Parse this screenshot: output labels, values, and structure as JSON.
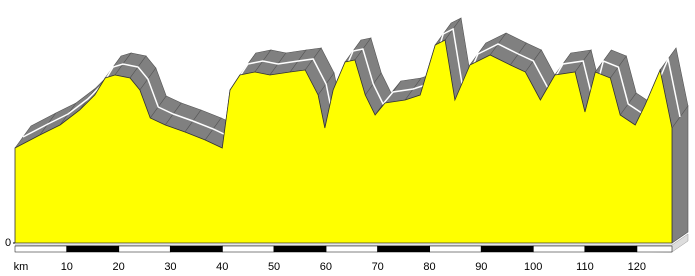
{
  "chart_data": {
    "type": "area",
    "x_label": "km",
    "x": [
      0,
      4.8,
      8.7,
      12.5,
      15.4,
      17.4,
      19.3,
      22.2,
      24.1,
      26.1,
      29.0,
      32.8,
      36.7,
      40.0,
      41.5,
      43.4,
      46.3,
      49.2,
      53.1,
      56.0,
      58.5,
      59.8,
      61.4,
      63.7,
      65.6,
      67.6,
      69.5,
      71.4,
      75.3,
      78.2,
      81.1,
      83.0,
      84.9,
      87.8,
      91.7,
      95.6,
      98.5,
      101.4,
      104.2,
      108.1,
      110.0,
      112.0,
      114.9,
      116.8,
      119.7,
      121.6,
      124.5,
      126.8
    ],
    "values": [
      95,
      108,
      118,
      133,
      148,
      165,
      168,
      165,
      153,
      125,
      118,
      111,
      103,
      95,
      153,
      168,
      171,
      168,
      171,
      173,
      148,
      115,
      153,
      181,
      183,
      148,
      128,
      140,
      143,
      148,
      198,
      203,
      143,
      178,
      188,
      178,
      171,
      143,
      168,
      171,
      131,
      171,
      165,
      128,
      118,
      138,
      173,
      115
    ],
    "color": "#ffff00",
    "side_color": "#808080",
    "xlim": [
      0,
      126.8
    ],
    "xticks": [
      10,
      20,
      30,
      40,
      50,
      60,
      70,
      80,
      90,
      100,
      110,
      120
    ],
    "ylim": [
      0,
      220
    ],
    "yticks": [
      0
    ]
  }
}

# Goal of the exercise
Of the lines above, how many hold the string "values"? Answer with only the number.

# Exercise response
2